▶ **Source material**

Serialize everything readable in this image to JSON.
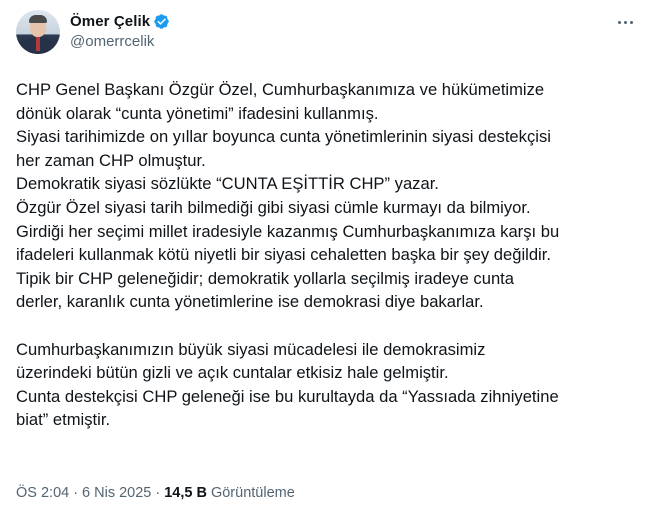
{
  "author": {
    "display_name": "Ömer Çelik",
    "handle": "@omerrcelik",
    "verified_icon": "verified-badge-icon",
    "verified_color": "#1d9bf0"
  },
  "more_icon": "more-options-icon",
  "tweet": {
    "lines": [
      "CHP Genel Başkanı Özgür Özel, Cumhurbaşkanımıza ve hükümetimize",
      "dönük olarak “cunta yönetimi” ifadesini kullanmış.",
      "Siyasi tarihimizde on yıllar boyunca cunta yönetimlerinin siyasi destekçisi",
      "her zaman CHP olmuştur.",
      "Demokratik siyasi sözlükte “CUNTA EŞİTTİR CHP” yazar.",
      "Özgür Özel siyasi tarih bilmediği gibi siyasi cümle kurmayı da bilmiyor.",
      "Girdiği her seçimi millet iradesiyle kazanmış Cumhurbaşkanımıza karşı bu",
      "ifadeleri kullanmak kötü niyetli bir siyasi cehaletten başka bir şey değildir.",
      "Tipik bir CHP geleneğidir; demokratik yollarla seçilmiş iradeye cunta",
      "derler, karanlık cunta yönetimlerine ise demokrasi diye bakarlar.",
      "",
      "Cumhurbaşkanımızın büyük siyasi mücadelesi ile demokrasimiz",
      "üzerindeki bütün gizli ve açık cuntalar etkisiz hale gelmiştir.",
      "Cunta destekçisi CHP geleneği ise bu kurultayda da “Yassıada zihniyetine",
      "biat” etmiştir."
    ]
  },
  "meta": {
    "time": "ÖS 2:04",
    "separator": "·",
    "date": "6 Nis 2025",
    "views_count": "14,5 B",
    "views_label": "Görüntüleme"
  }
}
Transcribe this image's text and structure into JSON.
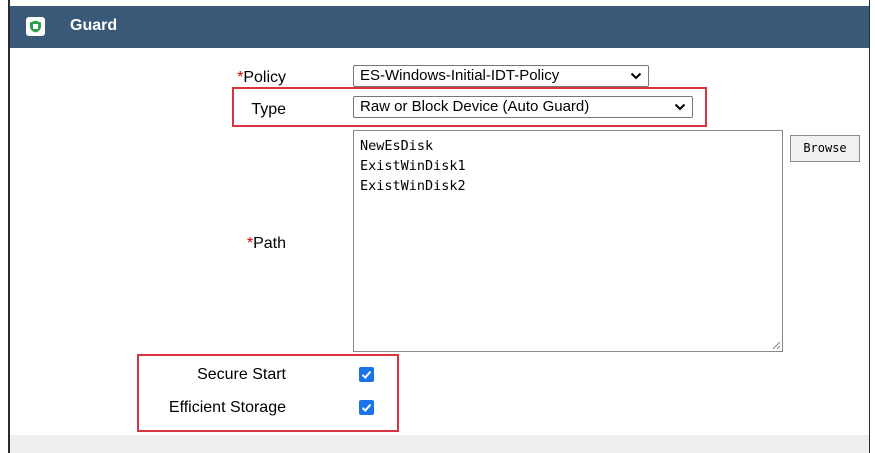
{
  "panel": {
    "title": "Guard",
    "icon": "shield-icon",
    "header_color": "#3a5877"
  },
  "form": {
    "required_marker": "*",
    "policy": {
      "label": "Policy",
      "required": true,
      "selected": "ES-Windows-Initial-IDT-Policy"
    },
    "type": {
      "label": "Type",
      "required": false,
      "selected": "Raw or Block Device (Auto Guard)"
    },
    "path": {
      "label": "Path",
      "required": true,
      "value": "NewEsDisk\nExistWinDisk1\nExistWinDisk2",
      "browse_label": "Browse"
    },
    "secure_start": {
      "label": "Secure Start",
      "checked": true
    },
    "efficient_storage": {
      "label": "Efficient Storage",
      "checked": true
    }
  },
  "colors": {
    "highlight": "#d9333f",
    "checkbox": "#1a73e8",
    "required": "#cc0000"
  }
}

▶ **What you will do**
In the entries above, find every line holding the word "siyasi" and copy it out.

▶ **Reply**
      "Siyasi tarihimizde on yıllar boyunca cunta yönetimlerinin siyasi destekçisi",
      "Demokratik siyasi sözlükte “CUNTA EŞİTTİR CHP” yazar.",
      "Özgür Özel siyasi tarih bilmediği gibi siyasi cümle kurmayı da bilmiyor.",
      "ifadeleri kullanmak kötü niyetli bir siyasi cehaletten başka bir şey değildir.",
      "Cumhurbaşkanımızın büyük siyasi mücadelesi ile demokrasimiz",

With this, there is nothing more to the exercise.